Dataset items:
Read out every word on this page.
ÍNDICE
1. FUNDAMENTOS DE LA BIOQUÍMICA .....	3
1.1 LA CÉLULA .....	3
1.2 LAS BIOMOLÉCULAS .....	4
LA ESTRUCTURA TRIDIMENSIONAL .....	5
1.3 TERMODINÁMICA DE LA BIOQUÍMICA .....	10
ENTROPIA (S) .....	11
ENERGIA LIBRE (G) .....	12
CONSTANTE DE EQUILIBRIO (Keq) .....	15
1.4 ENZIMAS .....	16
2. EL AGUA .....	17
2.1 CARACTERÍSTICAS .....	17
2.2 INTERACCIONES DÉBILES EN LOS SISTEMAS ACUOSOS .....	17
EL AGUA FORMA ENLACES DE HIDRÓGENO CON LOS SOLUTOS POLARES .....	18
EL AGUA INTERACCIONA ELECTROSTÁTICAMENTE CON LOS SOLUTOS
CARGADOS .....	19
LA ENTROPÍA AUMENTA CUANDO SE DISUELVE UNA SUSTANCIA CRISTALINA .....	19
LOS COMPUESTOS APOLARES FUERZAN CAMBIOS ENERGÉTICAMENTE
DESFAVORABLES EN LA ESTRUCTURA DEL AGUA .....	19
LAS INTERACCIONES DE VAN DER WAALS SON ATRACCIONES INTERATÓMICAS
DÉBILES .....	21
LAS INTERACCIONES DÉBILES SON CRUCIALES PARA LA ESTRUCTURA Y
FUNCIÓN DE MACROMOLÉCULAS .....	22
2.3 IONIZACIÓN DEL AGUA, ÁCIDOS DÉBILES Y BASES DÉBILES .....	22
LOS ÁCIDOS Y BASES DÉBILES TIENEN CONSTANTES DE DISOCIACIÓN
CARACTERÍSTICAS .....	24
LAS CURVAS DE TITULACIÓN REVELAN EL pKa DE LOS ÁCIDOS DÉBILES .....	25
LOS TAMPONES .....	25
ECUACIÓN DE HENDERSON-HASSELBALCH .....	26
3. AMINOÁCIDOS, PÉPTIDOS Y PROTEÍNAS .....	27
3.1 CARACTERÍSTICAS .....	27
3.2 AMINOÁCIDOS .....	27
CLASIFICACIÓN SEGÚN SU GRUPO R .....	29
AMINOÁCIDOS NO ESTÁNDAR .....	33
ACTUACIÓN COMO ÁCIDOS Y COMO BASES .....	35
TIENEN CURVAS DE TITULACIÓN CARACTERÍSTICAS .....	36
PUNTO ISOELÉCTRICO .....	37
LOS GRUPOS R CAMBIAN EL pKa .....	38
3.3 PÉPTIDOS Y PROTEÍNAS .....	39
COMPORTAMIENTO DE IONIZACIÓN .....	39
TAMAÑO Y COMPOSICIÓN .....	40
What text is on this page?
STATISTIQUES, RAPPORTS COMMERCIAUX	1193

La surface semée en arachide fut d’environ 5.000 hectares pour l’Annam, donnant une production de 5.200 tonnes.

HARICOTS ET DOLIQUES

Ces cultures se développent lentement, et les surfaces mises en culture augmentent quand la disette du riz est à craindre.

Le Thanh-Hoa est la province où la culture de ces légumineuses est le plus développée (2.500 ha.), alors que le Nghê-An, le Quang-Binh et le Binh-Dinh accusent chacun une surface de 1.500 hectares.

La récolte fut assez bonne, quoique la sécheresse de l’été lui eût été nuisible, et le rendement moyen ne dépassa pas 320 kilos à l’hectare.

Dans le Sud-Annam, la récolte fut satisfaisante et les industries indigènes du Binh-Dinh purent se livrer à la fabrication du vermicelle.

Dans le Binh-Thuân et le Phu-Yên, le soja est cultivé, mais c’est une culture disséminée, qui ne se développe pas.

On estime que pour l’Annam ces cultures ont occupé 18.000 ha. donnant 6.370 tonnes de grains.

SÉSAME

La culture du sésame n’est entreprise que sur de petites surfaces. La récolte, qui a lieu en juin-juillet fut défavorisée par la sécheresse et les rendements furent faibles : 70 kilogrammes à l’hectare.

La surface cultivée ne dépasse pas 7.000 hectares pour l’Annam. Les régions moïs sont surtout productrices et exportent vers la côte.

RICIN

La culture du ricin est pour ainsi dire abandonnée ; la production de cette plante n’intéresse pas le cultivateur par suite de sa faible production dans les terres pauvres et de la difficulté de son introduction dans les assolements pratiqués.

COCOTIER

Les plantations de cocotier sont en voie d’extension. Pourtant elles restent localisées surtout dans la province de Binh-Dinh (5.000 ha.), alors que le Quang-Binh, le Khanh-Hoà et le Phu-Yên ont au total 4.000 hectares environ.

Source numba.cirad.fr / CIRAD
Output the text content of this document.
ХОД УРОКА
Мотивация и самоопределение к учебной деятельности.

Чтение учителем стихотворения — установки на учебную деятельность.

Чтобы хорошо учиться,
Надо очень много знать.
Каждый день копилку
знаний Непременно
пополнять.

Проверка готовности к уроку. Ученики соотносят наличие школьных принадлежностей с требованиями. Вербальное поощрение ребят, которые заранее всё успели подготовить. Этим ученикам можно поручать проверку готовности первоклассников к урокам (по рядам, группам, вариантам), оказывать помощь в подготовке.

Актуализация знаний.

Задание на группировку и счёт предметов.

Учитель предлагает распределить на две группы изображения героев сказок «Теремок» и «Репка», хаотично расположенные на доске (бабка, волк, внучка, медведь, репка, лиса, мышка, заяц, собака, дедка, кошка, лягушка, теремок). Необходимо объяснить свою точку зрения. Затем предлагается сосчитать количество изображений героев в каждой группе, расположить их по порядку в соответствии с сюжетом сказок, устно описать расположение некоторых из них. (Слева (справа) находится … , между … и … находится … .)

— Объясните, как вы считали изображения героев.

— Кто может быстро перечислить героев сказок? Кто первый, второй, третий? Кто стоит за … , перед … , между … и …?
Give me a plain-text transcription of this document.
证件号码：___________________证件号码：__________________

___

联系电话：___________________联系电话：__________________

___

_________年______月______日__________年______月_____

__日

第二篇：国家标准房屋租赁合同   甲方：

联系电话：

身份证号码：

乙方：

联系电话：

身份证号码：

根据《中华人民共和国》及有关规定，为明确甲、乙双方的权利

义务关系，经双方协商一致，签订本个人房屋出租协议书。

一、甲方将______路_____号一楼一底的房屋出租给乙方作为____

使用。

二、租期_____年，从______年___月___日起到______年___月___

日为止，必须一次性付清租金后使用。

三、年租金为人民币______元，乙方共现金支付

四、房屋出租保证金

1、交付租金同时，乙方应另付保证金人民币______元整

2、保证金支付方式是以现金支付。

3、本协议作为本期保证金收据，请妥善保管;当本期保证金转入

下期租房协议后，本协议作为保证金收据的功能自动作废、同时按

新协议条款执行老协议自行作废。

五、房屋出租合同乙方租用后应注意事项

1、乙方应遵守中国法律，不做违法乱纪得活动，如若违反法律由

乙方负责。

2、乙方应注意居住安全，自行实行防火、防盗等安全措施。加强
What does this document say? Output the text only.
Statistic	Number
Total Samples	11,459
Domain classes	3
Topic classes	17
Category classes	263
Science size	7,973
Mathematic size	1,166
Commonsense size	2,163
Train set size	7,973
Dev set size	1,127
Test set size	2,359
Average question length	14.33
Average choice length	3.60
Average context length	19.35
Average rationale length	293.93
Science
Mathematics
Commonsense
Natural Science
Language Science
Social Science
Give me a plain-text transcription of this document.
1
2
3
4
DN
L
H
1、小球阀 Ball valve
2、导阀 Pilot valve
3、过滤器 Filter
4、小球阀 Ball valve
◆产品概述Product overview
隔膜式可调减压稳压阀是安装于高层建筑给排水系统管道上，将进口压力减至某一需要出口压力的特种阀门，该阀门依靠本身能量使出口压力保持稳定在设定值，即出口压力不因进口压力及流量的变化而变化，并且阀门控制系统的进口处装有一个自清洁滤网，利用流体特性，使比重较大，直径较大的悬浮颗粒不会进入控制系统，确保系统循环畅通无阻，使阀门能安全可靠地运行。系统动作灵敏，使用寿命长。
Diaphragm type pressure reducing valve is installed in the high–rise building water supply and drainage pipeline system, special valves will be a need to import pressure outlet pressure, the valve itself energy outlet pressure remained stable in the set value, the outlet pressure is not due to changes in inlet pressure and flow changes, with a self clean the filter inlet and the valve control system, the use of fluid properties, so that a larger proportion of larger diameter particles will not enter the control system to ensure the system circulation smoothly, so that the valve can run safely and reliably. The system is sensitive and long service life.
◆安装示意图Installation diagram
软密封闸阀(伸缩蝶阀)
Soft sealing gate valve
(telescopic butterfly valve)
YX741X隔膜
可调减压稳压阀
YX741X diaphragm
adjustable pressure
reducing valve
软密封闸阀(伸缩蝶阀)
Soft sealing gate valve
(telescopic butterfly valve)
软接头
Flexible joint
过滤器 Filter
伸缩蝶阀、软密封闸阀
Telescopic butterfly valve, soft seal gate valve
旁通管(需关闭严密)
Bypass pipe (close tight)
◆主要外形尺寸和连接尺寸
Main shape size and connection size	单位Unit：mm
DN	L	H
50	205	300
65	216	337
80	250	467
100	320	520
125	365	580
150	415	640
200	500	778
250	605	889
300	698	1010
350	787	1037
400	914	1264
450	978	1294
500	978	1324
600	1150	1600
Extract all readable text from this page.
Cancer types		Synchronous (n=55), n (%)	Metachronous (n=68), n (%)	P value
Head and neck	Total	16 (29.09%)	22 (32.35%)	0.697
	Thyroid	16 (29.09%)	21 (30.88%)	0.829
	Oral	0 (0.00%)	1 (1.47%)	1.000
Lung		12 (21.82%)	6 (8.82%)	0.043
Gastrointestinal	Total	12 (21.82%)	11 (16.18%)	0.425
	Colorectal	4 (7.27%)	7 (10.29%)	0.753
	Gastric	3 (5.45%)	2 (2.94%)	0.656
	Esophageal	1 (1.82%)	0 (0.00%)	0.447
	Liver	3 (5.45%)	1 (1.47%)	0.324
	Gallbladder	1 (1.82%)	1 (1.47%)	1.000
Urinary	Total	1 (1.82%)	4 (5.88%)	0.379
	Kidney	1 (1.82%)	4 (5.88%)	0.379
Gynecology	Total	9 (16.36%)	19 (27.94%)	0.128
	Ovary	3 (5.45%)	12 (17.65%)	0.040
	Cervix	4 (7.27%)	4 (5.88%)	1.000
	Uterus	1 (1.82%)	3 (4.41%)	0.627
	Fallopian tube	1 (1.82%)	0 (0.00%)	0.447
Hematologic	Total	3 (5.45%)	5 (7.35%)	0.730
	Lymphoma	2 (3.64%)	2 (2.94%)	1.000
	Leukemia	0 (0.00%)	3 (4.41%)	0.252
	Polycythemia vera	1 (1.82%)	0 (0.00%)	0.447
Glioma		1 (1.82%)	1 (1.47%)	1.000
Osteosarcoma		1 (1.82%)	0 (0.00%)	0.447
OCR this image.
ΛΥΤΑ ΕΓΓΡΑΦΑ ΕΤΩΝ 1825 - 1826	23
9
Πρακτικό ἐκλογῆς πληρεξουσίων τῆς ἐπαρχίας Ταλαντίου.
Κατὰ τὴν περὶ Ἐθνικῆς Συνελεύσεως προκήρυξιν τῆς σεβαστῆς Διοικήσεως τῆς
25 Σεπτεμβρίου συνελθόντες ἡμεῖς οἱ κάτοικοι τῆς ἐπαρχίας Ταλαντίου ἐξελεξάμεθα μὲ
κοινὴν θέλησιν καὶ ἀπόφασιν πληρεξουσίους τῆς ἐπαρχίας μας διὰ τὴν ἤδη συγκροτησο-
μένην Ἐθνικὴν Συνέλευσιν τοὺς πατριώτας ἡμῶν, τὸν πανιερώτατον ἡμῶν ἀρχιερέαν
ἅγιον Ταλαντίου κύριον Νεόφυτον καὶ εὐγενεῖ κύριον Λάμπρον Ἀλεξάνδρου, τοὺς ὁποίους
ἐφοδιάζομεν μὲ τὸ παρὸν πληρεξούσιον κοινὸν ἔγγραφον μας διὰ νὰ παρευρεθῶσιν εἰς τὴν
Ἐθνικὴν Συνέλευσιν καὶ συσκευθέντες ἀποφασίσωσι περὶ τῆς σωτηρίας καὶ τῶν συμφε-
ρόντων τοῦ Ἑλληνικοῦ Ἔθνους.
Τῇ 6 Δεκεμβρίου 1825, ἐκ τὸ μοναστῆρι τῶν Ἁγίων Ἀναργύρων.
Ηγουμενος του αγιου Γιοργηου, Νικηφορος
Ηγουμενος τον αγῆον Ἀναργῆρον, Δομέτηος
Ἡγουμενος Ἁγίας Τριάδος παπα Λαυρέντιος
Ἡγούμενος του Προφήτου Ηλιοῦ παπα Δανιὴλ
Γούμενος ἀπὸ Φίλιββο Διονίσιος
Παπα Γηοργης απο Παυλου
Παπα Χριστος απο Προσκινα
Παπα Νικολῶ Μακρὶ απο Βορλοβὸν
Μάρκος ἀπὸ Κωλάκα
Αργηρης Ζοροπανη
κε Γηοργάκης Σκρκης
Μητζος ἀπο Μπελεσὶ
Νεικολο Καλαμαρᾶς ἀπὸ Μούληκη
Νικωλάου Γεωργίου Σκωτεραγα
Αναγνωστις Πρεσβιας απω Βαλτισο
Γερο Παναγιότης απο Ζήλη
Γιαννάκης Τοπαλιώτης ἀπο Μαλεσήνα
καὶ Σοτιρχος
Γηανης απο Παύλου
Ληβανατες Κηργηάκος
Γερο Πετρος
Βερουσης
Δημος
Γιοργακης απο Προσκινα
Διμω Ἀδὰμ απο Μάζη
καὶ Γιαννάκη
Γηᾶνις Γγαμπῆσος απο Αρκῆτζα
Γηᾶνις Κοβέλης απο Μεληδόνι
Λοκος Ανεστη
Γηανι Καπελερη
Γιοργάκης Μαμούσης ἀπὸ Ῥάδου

*To be done:*
Search the records above for the string "героев". Copy every line that contains it.

*Exercise answer:*
Учитель предлагает распределить на две группы изображения героев сказок «Теремок» и «Репка», хаотично расположенные на доске (бабка, волк, внучка, медведь, репка, лиса, мышка, заяц, собака, дедка, кошка, лягушка, теремок). Необходимо объяснить свою точку зрения. Затем предлагается сосчитать количество изображений героев в каждой группе, расположить их по порядку в соответствии с сюжетом сказок, устно описать расположение некоторых из них. (Слева (справа) находится … , между … и … находится … .)
— Объясните, как вы считали изображения героев.
— Кто может быстро перечислить героев сказок? Кто первый, второй, третий? Кто стоит за … , перед … , между … и …?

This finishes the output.